STORED RECORDS →
▼

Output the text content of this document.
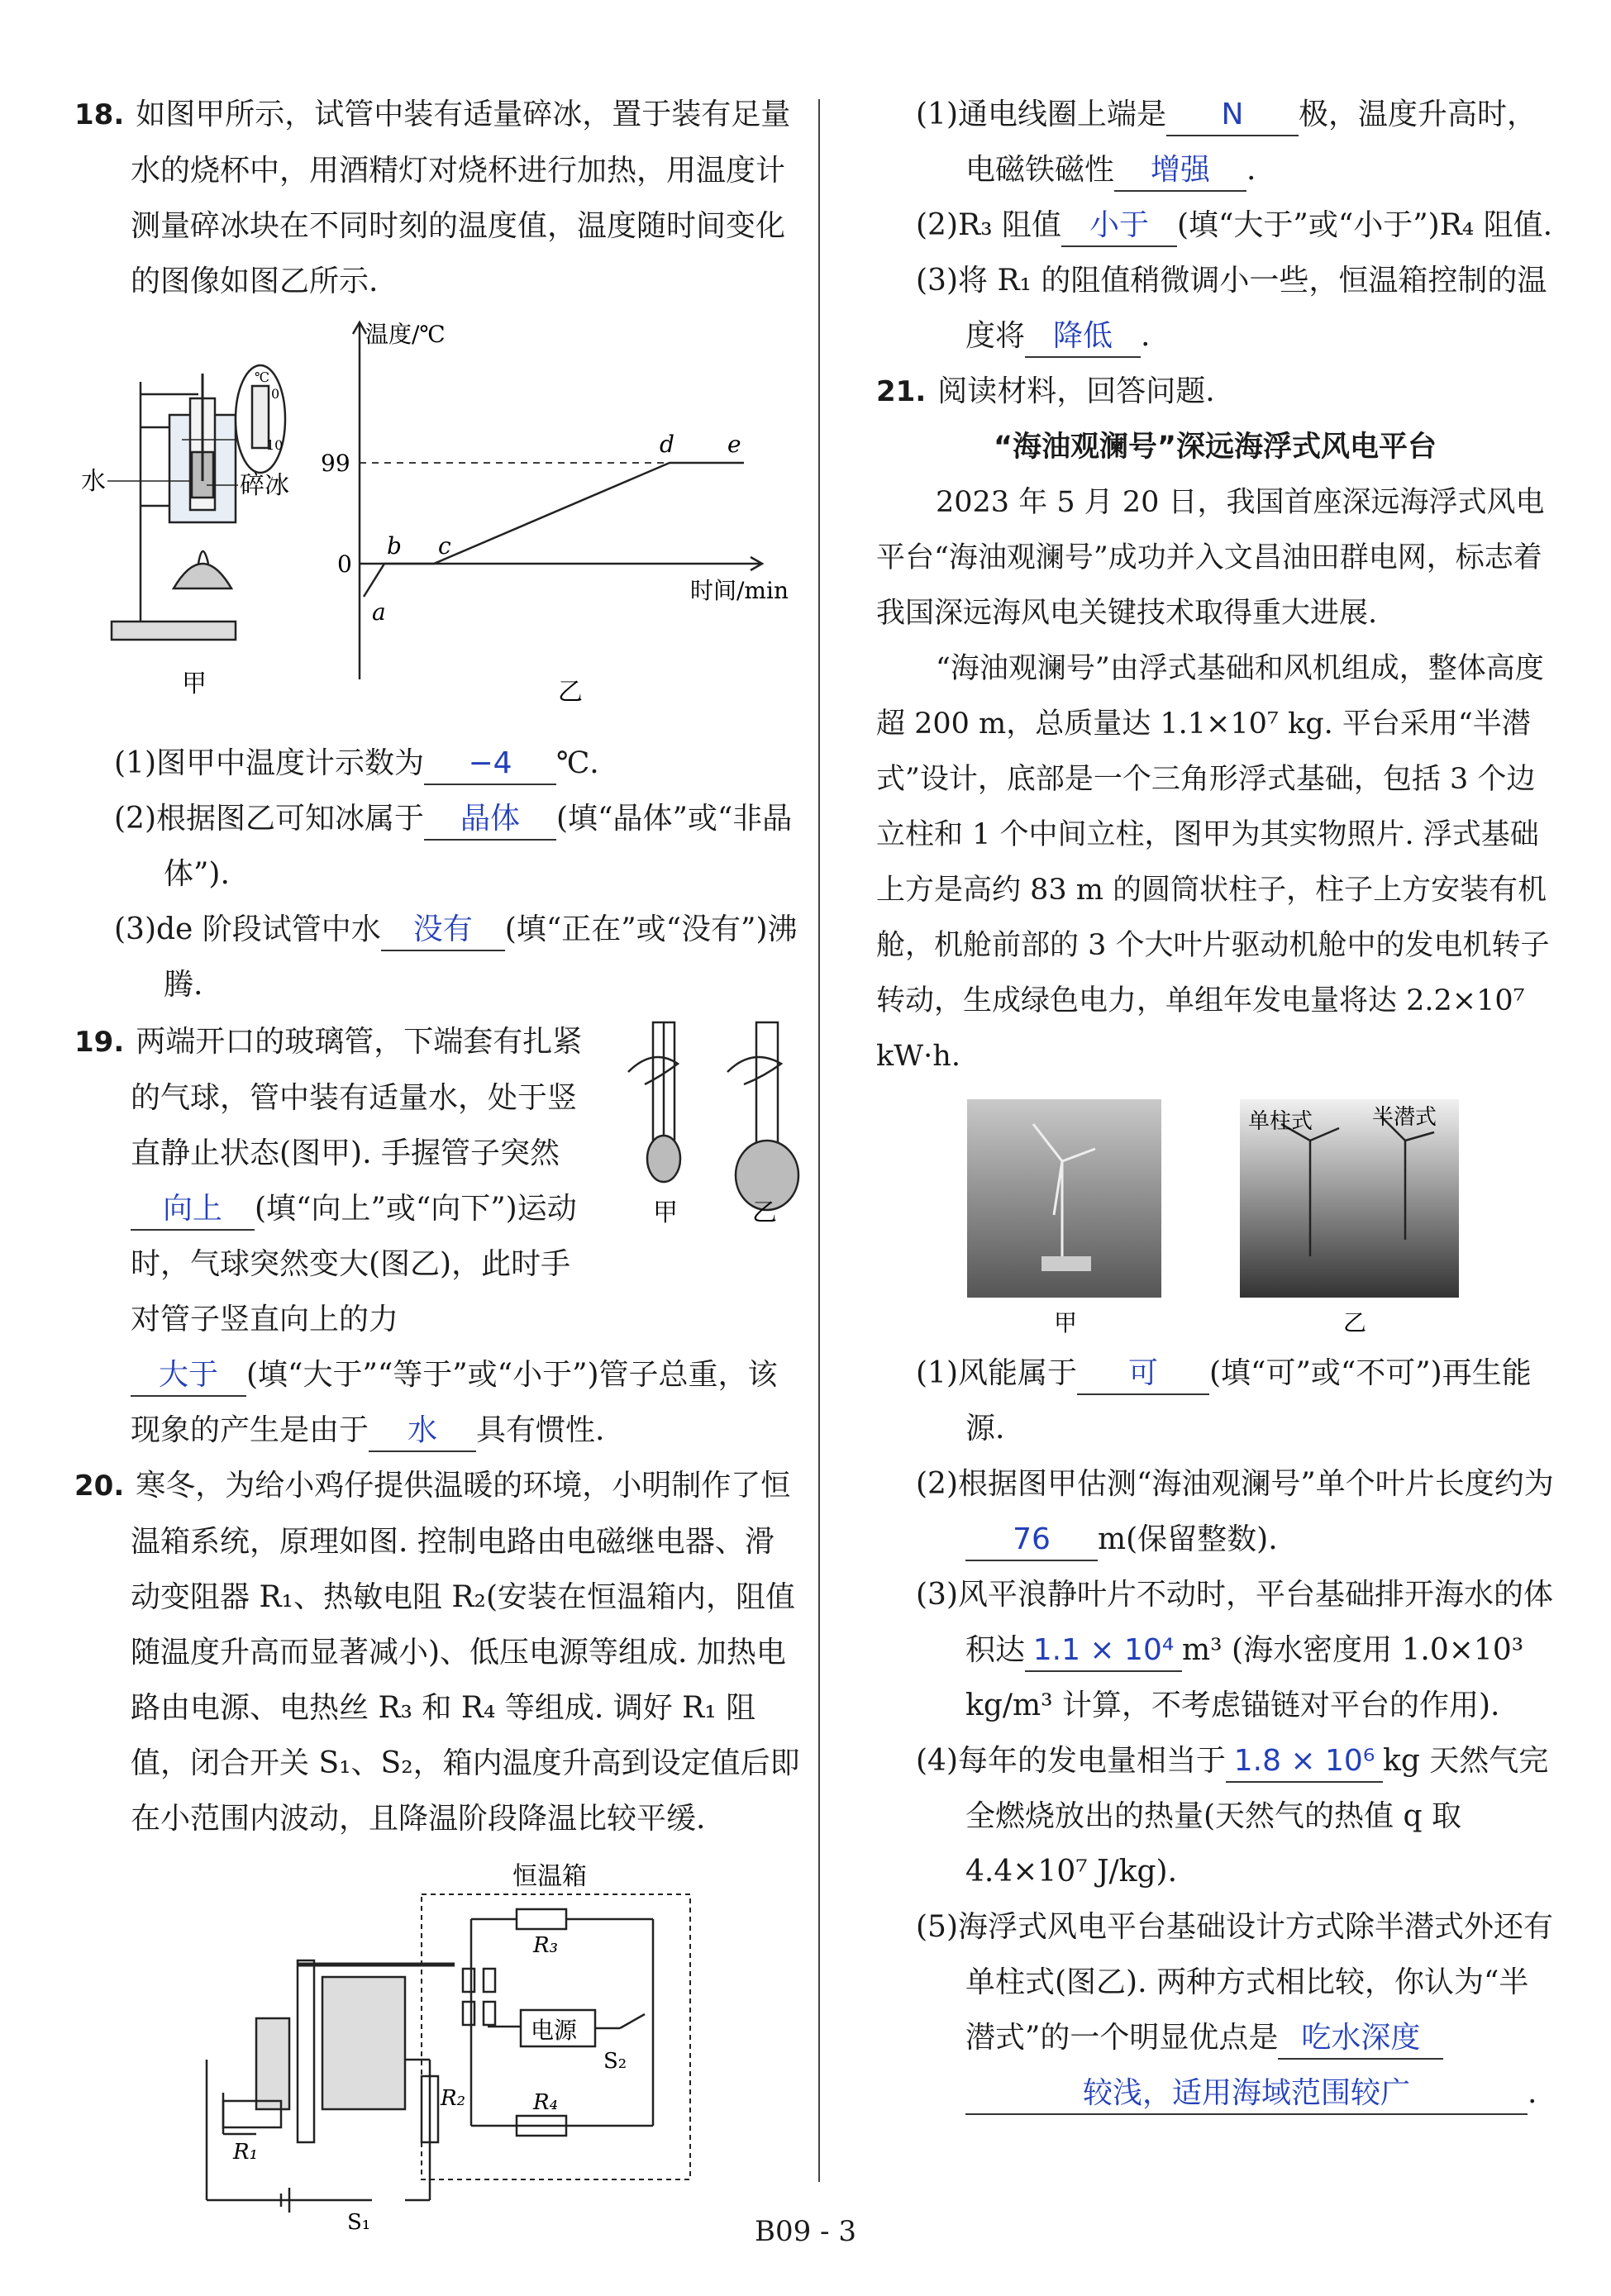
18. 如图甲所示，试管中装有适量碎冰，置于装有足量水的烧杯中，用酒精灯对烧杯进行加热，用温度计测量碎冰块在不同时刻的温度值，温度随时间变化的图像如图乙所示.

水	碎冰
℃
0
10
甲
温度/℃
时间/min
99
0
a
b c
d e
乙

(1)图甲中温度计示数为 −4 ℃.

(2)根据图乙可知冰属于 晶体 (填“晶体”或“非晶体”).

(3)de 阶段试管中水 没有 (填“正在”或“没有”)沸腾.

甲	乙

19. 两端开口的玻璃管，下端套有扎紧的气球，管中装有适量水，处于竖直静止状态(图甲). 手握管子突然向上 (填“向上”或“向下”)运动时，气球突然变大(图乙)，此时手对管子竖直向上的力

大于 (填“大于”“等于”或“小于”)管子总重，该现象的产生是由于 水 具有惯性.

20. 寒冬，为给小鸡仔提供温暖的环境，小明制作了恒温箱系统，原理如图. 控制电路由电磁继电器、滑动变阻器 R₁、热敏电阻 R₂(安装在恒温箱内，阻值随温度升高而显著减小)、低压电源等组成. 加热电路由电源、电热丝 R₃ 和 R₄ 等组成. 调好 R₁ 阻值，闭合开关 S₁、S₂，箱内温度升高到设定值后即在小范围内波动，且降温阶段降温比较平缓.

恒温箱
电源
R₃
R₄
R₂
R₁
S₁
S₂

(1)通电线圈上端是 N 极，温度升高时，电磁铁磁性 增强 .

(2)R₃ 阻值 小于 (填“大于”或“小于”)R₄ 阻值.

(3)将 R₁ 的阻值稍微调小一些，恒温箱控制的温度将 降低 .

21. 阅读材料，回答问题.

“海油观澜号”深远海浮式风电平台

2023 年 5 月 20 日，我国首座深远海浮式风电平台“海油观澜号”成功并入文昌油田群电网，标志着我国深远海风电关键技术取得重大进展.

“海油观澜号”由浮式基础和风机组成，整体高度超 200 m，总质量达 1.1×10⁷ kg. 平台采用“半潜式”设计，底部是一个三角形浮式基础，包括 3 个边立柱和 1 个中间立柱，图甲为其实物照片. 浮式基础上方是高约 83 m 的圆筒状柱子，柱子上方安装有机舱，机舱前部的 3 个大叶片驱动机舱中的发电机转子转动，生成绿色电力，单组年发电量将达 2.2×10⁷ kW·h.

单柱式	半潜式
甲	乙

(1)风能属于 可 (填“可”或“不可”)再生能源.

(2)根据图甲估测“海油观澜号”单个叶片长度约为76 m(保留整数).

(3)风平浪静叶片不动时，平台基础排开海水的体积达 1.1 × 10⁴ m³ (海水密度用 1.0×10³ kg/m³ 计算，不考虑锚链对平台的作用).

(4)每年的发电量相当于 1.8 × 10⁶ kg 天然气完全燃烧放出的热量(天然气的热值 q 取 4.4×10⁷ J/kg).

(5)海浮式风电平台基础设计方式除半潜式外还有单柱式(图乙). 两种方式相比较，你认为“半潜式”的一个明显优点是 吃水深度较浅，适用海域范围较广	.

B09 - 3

▲

PROMPT → Copy out each line exactly, without the pictures.

SOLUTION TO THIS TASK →
Output the text content of this document.
18. 如图甲所示，试管中装有适量碎冰，置于装有足量水的烧杯中，用酒精灯对烧杯进行加热，用温度计测量碎冰块在不同时刻的温度值，温度随时间变化的图像如图乙所示.

水	碎冰
℃
0
10
甲
温度/℃
时间/min
99
0
a
b c
d e
乙

(1)图甲中温度计示数为 −4 ℃.

(2)根据图乙可知冰属于 晶体 (填“晶体”或“非晶体”).

(3)de 阶段试管中水 没有 (填“正在”或“没有”)沸腾.

甲	乙

19. 两端开口的玻璃管，下端套有扎紧的气球，管中装有适量水，处于竖直静止状态(图甲). 手握管子突然向上 (填“向上”或“向下”)运动时，气球突然变大(图乙)，此时手对管子竖直向上的力

大于 (填“大于”“等于”或“小于”)管子总重，该现象的产生是由于 水 具有惯性.

20. 寒冬，为给小鸡仔提供温暖的环境，小明制作了恒温箱系统，原理如图. 控制电路由电磁继电器、滑动变阻器 R₁、热敏电阻 R₂(安装在恒温箱内，阻值随温度升高而显著减小)、低压电源等组成. 加热电路由电源、电热丝 R₃ 和 R₄ 等组成. 调好 R₁ 阻值，闭合开关 S₁、S₂，箱内温度升高到设定值后即在小范围内波动，且降温阶段降温比较平缓.

恒温箱
电源
R₃
R₄
R₂
R₁
S₁
S₂

(1)通电线圈上端是 N 极，温度升高时，电磁铁磁性 增强 .

(2)R₃ 阻值 小于 (填“大于”或“小于”)R₄ 阻值.

(3)将 R₁ 的阻值稍微调小一些，恒温箱控制的温度将 降低 .

21. 阅读材料，回答问题.

“海油观澜号”深远海浮式风电平台

2023 年 5 月 20 日，我国首座深远海浮式风电平台“海油观澜号”成功并入文昌油田群电网，标志着我国深远海风电关键技术取得重大进展.

“海油观澜号”由浮式基础和风机组成，整体高度超 200 m，总质量达 1.1×10⁷ kg. 平台采用“半潜式”设计，底部是一个三角形浮式基础，包括 3 个边立柱和 1 个中间立柱，图甲为其实物照片. 浮式基础上方是高约 83 m 的圆筒状柱子，柱子上方安装有机舱，机舱前部的 3 个大叶片驱动机舱中的发电机转子转动，生成绿色电力，单组年发电量将达 2.2×10⁷ kW·h.

单柱式	半潜式
甲	乙

(1)风能属于 可 (填“可”或“不可”)再生能源.

(2)根据图甲估测“海油观澜号”单个叶片长度约为76 m(保留整数).

(3)风平浪静叶片不动时，平台基础排开海水的体积达 1.1 × 10⁴ m³ (海水密度用 1.0×10³ kg/m³ 计算，不考虑锚链对平台的作用).

(4)每年的发电量相当于 1.8 × 10⁶ kg 天然气完全燃烧放出的热量(天然气的热值 q 取 4.4×10⁷ J/kg).

(5)海浮式风电平台基础设计方式除半潜式外还有单柱式(图乙). 两种方式相比较，你认为“半潜式”的一个明显优点是 吃水深度较浅，适用海域范围较广	.

B09 - 3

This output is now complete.